── THE DATA

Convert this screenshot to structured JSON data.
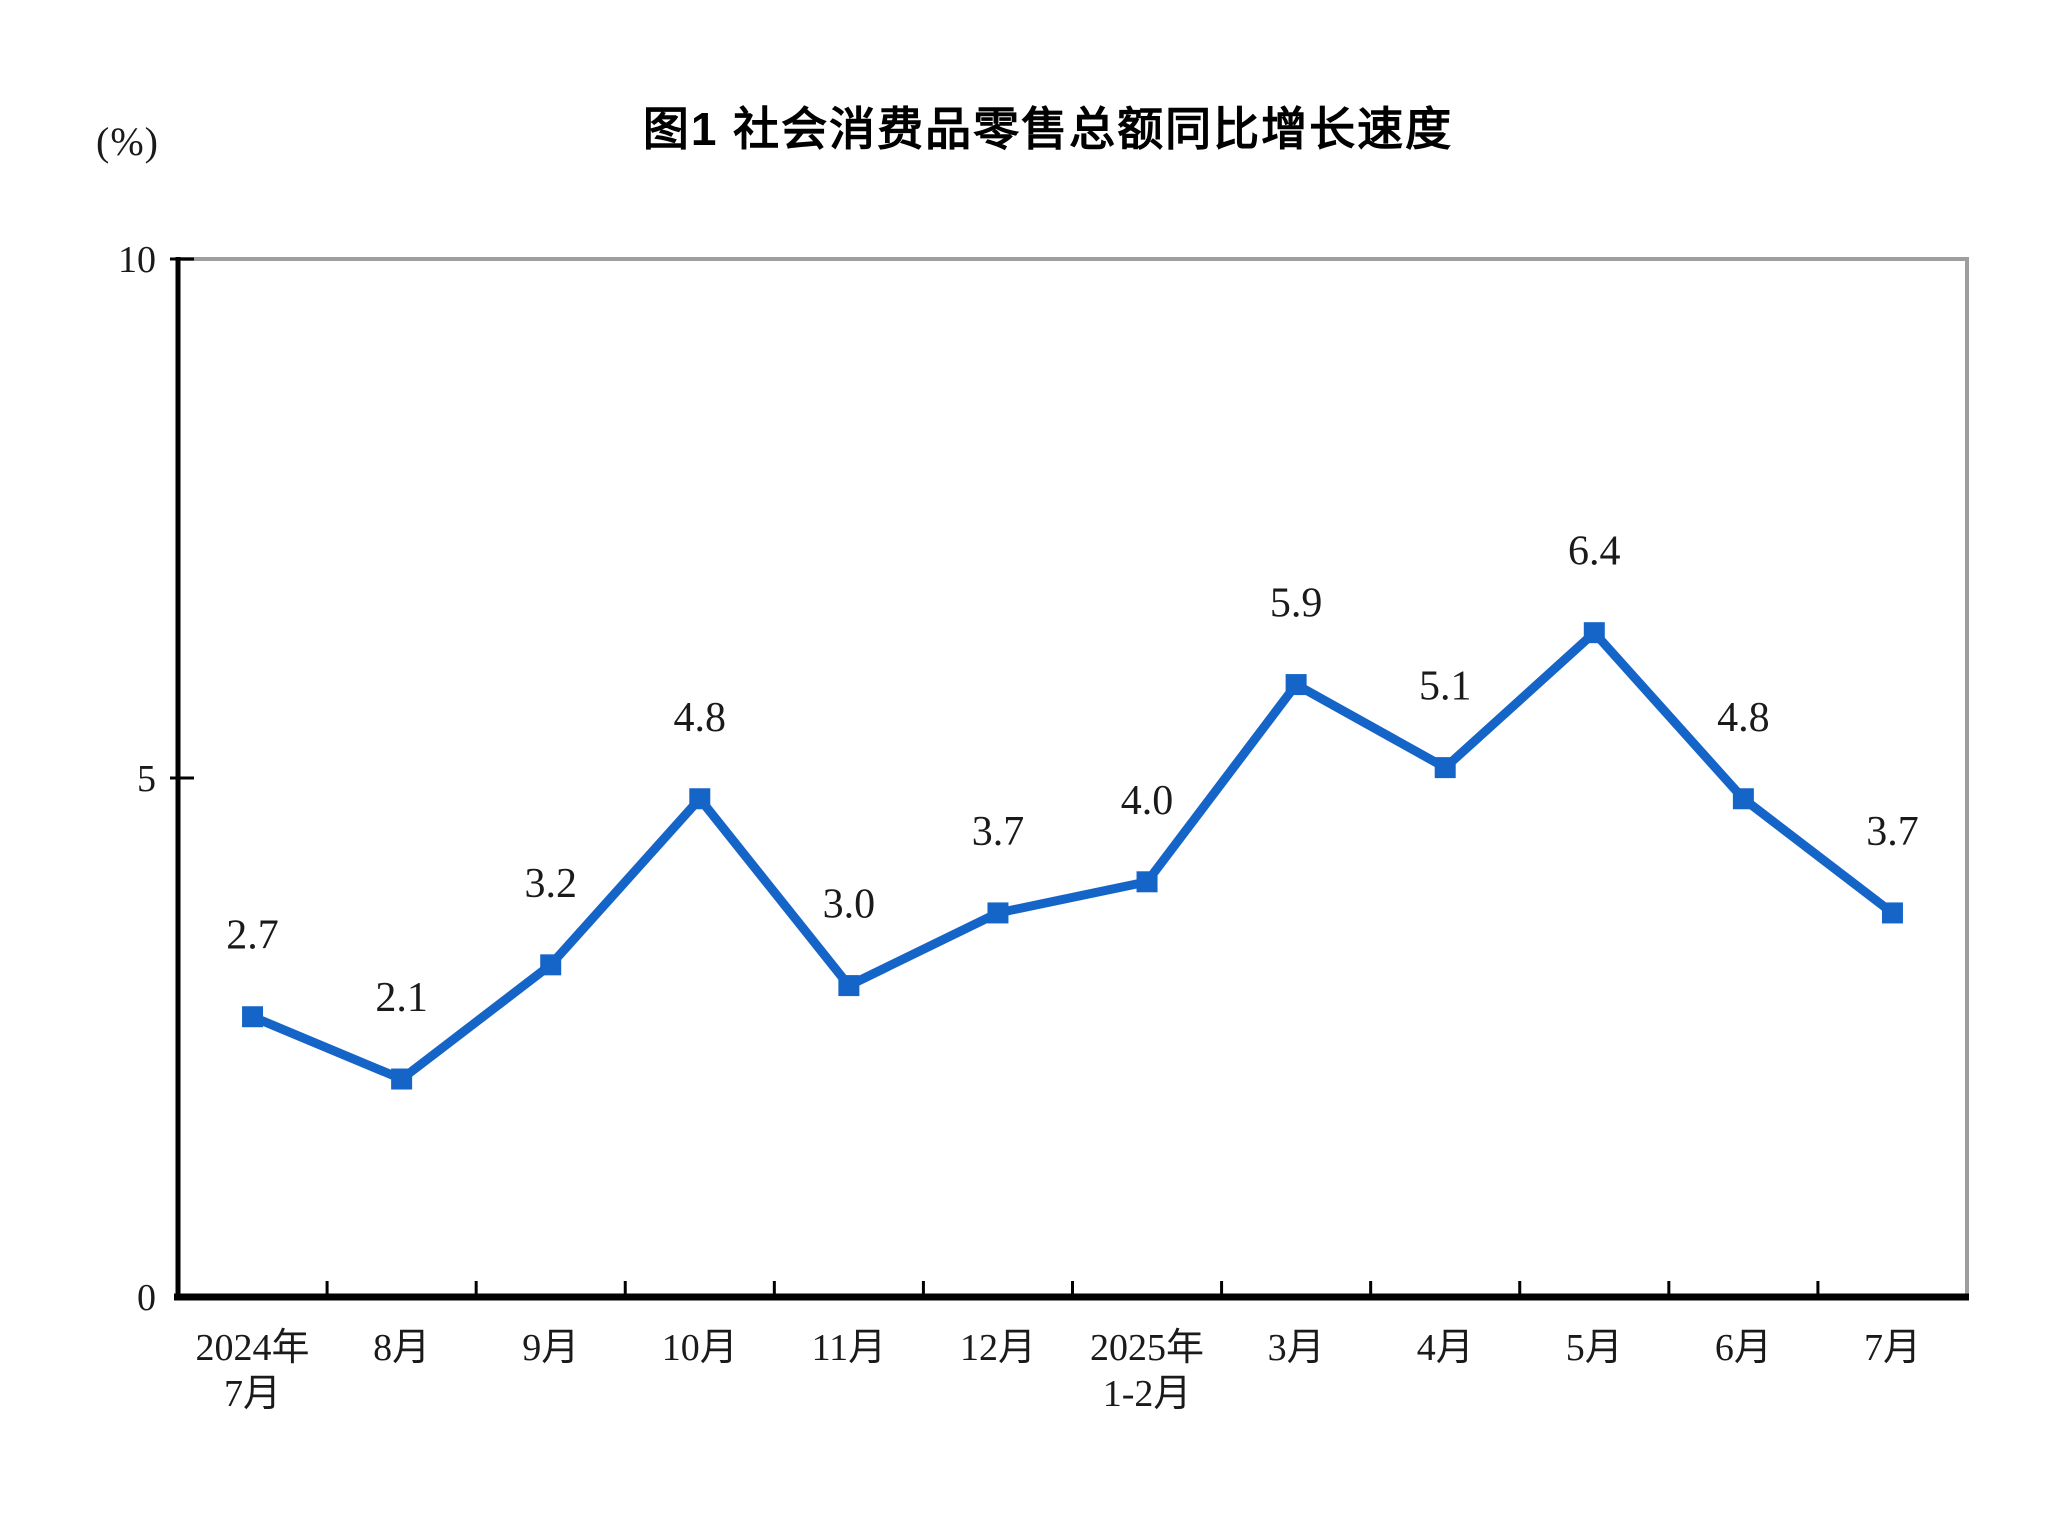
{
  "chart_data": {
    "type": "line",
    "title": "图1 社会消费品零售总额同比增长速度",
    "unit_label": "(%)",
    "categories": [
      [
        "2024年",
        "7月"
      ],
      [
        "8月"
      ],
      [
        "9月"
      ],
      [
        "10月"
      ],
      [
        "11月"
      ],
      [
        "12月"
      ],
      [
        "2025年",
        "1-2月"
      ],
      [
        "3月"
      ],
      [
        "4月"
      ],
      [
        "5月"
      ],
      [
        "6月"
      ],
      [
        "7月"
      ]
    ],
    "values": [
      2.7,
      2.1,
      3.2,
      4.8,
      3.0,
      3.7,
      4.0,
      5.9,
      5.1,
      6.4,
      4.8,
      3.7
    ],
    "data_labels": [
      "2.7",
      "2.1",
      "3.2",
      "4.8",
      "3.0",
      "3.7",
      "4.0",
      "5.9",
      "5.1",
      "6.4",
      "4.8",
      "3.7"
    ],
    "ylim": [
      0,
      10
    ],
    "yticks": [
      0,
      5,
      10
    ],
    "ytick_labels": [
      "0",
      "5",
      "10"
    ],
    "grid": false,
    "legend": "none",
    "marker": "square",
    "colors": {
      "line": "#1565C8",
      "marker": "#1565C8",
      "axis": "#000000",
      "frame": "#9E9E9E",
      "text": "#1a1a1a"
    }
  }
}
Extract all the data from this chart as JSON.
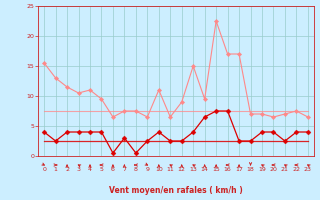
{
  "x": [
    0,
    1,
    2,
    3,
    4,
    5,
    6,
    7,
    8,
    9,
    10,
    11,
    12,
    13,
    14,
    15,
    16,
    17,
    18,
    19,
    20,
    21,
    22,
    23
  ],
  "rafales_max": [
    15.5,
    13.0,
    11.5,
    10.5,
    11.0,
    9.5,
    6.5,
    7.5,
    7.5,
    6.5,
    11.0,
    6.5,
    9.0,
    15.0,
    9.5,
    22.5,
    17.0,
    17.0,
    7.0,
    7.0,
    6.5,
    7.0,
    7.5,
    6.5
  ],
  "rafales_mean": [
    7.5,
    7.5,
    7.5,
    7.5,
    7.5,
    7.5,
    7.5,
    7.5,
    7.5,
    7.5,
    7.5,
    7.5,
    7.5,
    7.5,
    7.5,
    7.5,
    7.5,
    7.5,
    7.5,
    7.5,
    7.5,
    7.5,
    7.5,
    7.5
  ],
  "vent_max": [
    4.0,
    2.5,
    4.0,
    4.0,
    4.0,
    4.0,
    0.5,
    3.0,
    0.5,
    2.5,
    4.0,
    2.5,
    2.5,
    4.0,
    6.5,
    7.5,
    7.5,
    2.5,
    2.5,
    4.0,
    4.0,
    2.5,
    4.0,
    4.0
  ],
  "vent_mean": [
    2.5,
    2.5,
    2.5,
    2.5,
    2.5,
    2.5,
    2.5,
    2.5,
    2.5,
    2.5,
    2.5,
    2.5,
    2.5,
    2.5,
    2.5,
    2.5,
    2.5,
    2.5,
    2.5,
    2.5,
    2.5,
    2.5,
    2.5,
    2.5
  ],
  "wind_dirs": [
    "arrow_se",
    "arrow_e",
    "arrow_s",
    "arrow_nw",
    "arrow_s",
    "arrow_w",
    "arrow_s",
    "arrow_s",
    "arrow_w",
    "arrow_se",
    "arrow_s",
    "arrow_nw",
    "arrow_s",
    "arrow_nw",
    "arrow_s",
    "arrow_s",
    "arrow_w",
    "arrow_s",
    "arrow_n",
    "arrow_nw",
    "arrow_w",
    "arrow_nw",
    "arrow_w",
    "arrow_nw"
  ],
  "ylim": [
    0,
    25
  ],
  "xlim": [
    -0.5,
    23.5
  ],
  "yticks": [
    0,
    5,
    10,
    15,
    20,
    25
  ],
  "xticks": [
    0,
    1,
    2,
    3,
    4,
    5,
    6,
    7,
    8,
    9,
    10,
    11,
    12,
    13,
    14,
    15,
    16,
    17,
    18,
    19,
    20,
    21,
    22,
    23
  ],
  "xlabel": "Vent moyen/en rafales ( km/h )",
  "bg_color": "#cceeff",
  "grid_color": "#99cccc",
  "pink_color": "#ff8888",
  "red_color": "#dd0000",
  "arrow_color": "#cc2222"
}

────

* [AIM OF THE TASK]:
Without the pictures, copy the material exactly as given.

* [RIGHT ANSWER]:
Convert this screenshot to structured JSON data.
{
  "chart_data": {
    "type": "line",
    "title": "图1 社会消费品零售总额同比增长速度",
    "unit_label": "(%)",
    "categories": [
      [
        "2024年",
        "7月"
      ],
      [
        "8月"
      ],
      [
        "9月"
      ],
      [
        "10月"
      ],
      [
        "11月"
      ],
      [
        "12月"
      ],
      [
        "2025年",
        "1-2月"
      ],
      [
        "3月"
      ],
      [
        "4月"
      ],
      [
        "5月"
      ],
      [
        "6月"
      ],
      [
        "7月"
      ]
    ],
    "values": [
      2.7,
      2.1,
      3.2,
      4.8,
      3.0,
      3.7,
      4.0,
      5.9,
      5.1,
      6.4,
      4.8,
      3.7
    ],
    "data_labels": [
      "2.7",
      "2.1",
      "3.2",
      "4.8",
      "3.0",
      "3.7",
      "4.0",
      "5.9",
      "5.1",
      "6.4",
      "4.8",
      "3.7"
    ],
    "ylim": [
      0,
      10
    ],
    "yticks": [
      0,
      5,
      10
    ],
    "ytick_labels": [
      "0",
      "5",
      "10"
    ],
    "grid": false,
    "legend": "none",
    "marker": "square",
    "colors": {
      "line": "#1565C8",
      "marker": "#1565C8",
      "axis": "#000000",
      "frame": "#9E9E9E",
      "text": "#1a1a1a"
    }
  }
}
Extract all the data from this chart as JSON.
{
  "x": [
    0,
    1,
    2,
    3,
    4,
    5,
    6,
    7,
    8,
    9,
    10,
    11,
    12,
    13,
    14,
    15,
    16,
    17,
    18,
    19,
    20,
    21,
    22,
    23
  ],
  "rafales_max": [
    15.5,
    13.0,
    11.5,
    10.5,
    11.0,
    9.5,
    6.5,
    7.5,
    7.5,
    6.5,
    11.0,
    6.5,
    9.0,
    15.0,
    9.5,
    22.5,
    17.0,
    17.0,
    7.0,
    7.0,
    6.5,
    7.0,
    7.5,
    6.5
  ],
  "rafales_mean": [
    7.5,
    7.5,
    7.5,
    7.5,
    7.5,
    7.5,
    7.5,
    7.5,
    7.5,
    7.5,
    7.5,
    7.5,
    7.5,
    7.5,
    7.5,
    7.5,
    7.5,
    7.5,
    7.5,
    7.5,
    7.5,
    7.5,
    7.5,
    7.5
  ],
  "vent_max": [
    4.0,
    2.5,
    4.0,
    4.0,
    4.0,
    4.0,
    0.5,
    3.0,
    0.5,
    2.5,
    4.0,
    2.5,
    2.5,
    4.0,
    6.5,
    7.5,
    7.5,
    2.5,
    2.5,
    4.0,
    4.0,
    2.5,
    4.0,
    4.0
  ],
  "vent_mean": [
    2.5,
    2.5,
    2.5,
    2.5,
    2.5,
    2.5,
    2.5,
    2.5,
    2.5,
    2.5,
    2.5,
    2.5,
    2.5,
    2.5,
    2.5,
    2.5,
    2.5,
    2.5,
    2.5,
    2.5,
    2.5,
    2.5,
    2.5,
    2.5
  ],
  "wind_dirs": [
    "arrow_se",
    "arrow_e",
    "arrow_s",
    "arrow_nw",
    "arrow_s",
    "arrow_w",
    "arrow_s",
    "arrow_s",
    "arrow_w",
    "arrow_se",
    "arrow_s",
    "arrow_nw",
    "arrow_s",
    "arrow_nw",
    "arrow_s",
    "arrow_s",
    "arrow_w",
    "arrow_s",
    "arrow_n",
    "arrow_nw",
    "arrow_w",
    "arrow_nw",
    "arrow_w",
    "arrow_nw"
  ],
  "ylim": [
    0,
    25
  ],
  "xlim": [
    -0.5,
    23.5
  ],
  "yticks": [
    0,
    5,
    10,
    15,
    20,
    25
  ],
  "xticks": [
    0,
    1,
    2,
    3,
    4,
    5,
    6,
    7,
    8,
    9,
    10,
    11,
    12,
    13,
    14,
    15,
    16,
    17,
    18,
    19,
    20,
    21,
    22,
    23
  ],
  "xlabel": "Vent moyen/en rafales ( km/h )",
  "bg_color": "#cceeff",
  "grid_color": "#99cccc",
  "pink_color": "#ff8888",
  "red_color": "#dd0000",
  "arrow_color": "#cc2222"
}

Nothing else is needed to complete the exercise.